== Given records ==

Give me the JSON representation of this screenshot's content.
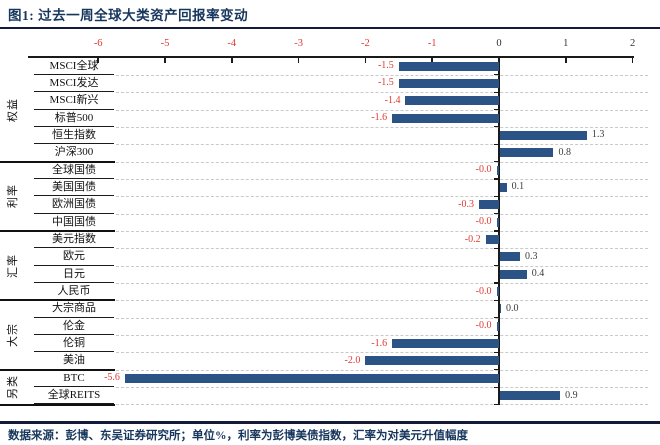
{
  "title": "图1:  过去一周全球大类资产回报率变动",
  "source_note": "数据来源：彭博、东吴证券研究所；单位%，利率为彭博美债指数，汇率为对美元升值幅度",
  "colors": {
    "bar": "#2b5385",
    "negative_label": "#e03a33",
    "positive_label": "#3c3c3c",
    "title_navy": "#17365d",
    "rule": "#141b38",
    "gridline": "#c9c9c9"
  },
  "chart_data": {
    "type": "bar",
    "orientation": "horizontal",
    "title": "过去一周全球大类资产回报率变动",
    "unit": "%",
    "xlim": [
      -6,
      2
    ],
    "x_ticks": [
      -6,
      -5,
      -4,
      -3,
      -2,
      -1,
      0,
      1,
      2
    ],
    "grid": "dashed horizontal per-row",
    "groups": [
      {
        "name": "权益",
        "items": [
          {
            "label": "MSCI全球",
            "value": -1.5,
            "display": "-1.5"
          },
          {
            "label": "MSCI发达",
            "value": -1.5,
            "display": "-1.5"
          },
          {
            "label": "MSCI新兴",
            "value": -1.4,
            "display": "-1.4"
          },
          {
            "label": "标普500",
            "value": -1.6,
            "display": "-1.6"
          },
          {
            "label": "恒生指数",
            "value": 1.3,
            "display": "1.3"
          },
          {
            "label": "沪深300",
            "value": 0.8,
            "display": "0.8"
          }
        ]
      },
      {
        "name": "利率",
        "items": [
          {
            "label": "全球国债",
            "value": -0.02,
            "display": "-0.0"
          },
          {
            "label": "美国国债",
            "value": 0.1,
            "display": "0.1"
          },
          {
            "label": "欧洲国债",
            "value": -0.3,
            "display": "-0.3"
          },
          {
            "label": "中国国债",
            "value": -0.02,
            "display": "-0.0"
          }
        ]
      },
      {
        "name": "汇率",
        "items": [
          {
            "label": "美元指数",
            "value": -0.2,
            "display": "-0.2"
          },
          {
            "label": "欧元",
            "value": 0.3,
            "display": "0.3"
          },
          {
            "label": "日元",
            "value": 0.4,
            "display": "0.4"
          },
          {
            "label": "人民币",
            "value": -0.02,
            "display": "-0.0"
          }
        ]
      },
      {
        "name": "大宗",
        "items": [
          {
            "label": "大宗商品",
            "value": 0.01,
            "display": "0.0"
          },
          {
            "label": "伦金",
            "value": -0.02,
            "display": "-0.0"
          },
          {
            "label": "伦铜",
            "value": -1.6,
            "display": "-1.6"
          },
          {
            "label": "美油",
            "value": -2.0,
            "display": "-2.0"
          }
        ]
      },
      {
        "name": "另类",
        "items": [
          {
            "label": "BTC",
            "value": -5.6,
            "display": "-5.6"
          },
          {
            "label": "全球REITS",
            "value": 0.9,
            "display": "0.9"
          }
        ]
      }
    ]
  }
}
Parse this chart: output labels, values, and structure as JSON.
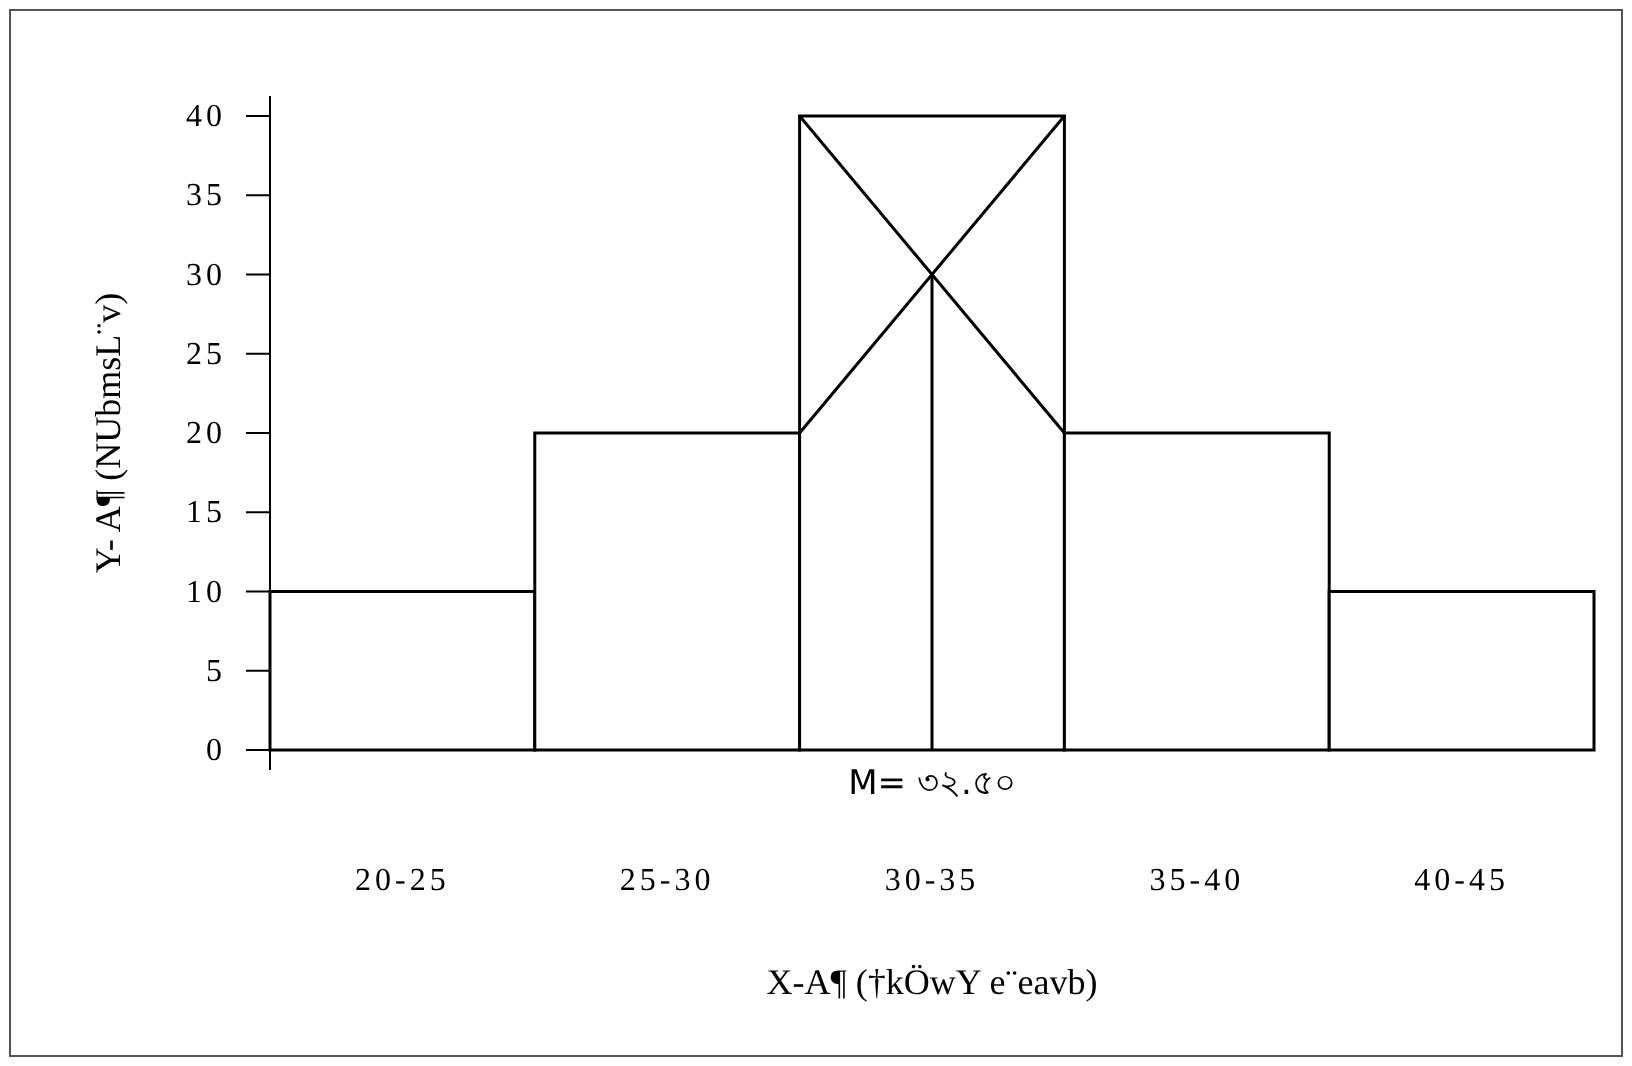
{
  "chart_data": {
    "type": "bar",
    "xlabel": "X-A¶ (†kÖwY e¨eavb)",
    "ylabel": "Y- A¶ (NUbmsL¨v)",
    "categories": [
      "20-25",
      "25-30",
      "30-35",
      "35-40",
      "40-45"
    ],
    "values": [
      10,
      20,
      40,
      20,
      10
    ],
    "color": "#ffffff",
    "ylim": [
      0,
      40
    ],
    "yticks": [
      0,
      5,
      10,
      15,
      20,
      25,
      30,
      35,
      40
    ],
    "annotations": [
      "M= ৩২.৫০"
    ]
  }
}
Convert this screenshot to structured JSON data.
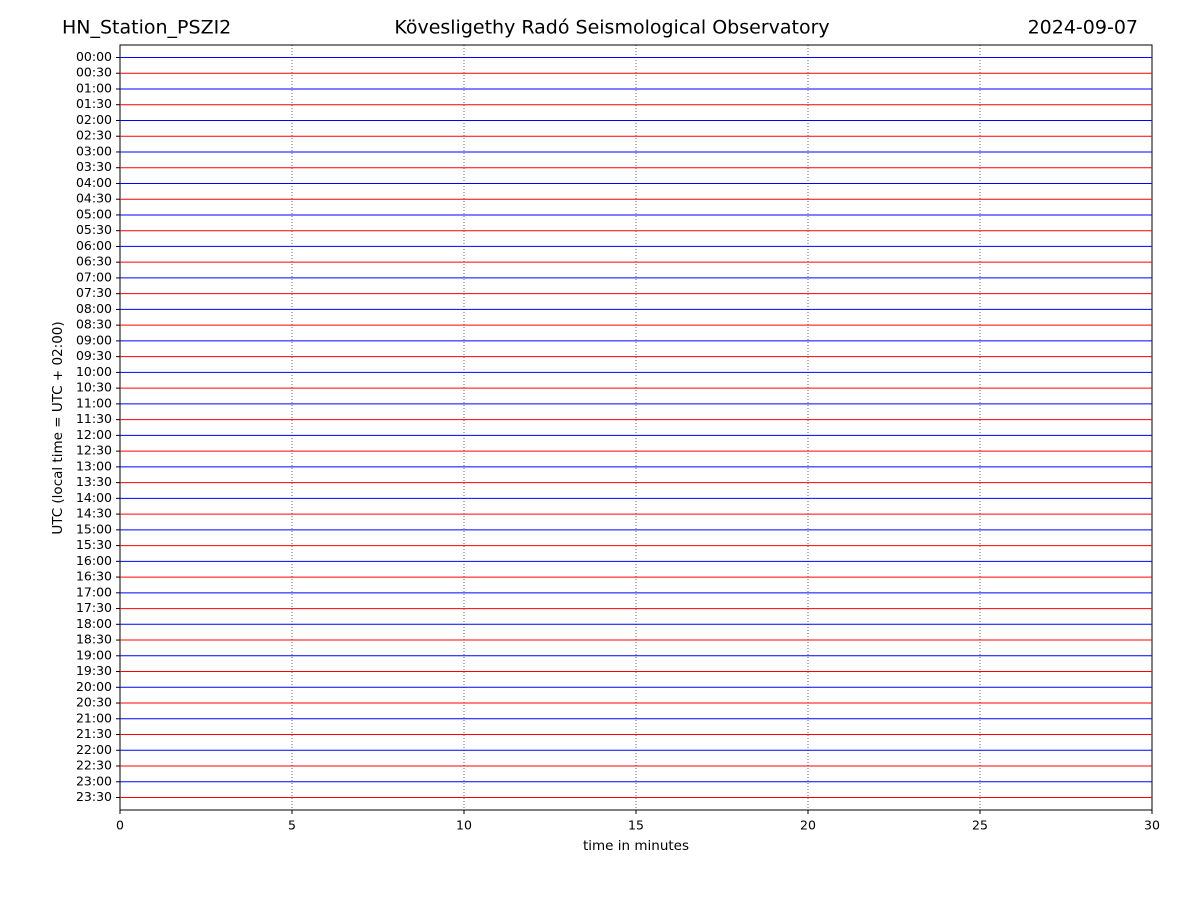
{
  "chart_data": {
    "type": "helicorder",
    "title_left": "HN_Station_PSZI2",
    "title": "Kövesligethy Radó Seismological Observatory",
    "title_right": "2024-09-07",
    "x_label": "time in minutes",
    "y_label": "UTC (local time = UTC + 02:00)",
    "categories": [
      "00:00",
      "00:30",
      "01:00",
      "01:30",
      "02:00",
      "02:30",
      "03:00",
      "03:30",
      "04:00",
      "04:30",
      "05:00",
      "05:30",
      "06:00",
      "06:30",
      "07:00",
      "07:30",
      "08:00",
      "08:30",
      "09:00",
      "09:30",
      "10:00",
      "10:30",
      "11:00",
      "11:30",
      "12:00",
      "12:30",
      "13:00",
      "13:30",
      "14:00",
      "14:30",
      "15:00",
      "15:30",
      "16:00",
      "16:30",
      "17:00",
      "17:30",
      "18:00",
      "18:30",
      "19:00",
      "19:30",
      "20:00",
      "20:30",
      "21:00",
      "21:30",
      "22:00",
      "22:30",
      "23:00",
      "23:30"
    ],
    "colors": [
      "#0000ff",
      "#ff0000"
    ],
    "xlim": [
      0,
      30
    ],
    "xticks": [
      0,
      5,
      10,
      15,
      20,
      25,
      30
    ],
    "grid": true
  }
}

===

== Given instruction ==
Copy each line of the listing in which the word "horizontal" can be found.

== Result below ==
    "orientation": "horizontal",
    "grid": "dashed horizontal per-row",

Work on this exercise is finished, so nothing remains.